**Stated problem**.
Say how many lines include the word "companies", using only a number.

**Dataset records**.
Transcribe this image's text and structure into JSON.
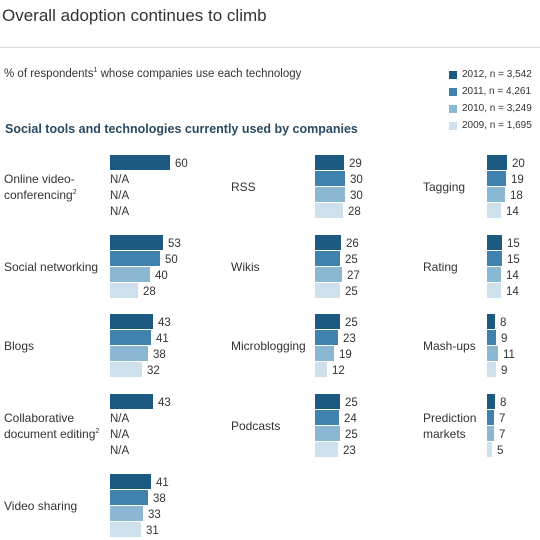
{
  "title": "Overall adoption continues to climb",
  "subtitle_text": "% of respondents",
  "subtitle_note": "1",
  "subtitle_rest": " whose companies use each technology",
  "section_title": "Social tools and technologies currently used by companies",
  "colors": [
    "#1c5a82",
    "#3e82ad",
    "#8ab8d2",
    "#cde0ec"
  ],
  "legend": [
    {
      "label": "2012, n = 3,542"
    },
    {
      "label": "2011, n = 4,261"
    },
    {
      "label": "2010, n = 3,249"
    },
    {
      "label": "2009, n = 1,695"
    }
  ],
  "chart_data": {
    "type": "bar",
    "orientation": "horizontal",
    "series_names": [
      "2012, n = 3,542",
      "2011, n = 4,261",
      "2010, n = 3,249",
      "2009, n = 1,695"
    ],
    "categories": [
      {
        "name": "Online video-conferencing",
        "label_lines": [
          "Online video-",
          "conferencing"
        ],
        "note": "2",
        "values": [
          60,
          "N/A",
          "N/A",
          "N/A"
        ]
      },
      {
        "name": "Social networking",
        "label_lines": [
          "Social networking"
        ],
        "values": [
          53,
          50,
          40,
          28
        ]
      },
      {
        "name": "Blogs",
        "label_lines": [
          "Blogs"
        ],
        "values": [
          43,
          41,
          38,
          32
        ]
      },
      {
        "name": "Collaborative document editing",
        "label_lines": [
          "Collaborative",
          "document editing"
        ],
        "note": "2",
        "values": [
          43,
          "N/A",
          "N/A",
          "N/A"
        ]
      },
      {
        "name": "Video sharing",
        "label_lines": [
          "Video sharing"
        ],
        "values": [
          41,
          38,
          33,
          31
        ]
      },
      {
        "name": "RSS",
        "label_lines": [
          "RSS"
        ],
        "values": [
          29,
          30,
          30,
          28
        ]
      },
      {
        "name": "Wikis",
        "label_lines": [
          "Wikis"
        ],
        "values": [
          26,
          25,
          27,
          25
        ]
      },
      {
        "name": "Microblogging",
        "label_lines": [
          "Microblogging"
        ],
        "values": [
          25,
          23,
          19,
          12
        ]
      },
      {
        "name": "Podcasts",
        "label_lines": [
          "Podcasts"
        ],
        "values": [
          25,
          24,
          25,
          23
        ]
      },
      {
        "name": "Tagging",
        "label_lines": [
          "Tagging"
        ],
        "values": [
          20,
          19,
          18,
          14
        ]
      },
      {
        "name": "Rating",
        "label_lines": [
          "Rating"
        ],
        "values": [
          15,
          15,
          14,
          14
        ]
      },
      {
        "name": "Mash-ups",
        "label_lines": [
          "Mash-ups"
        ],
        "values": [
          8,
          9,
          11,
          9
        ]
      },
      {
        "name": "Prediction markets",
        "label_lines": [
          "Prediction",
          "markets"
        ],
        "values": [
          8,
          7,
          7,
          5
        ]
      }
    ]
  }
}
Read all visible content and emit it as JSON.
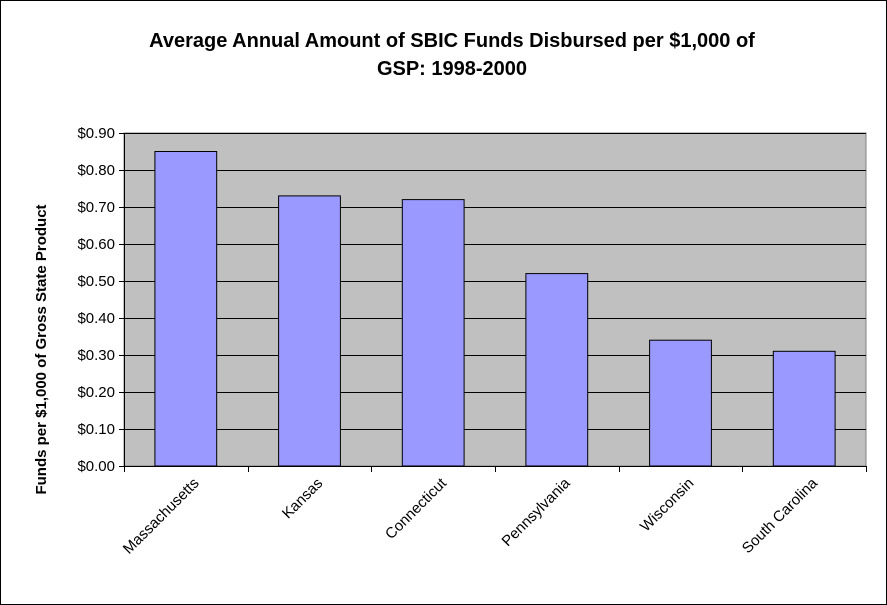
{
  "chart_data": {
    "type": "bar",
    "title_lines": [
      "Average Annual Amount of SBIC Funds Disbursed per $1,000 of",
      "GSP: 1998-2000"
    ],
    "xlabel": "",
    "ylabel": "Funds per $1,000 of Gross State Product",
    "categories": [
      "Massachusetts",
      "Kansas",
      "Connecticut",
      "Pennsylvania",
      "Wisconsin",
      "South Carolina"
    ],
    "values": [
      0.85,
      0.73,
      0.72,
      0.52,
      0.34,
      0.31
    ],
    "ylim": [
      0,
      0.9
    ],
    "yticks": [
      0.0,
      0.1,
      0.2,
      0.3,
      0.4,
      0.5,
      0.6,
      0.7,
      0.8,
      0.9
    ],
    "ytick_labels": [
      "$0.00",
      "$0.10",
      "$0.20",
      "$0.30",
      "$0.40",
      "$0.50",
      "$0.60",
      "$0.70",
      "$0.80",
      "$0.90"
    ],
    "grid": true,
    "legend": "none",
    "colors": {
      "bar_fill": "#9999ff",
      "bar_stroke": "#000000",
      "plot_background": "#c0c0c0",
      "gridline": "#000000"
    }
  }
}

**Complete response**.
2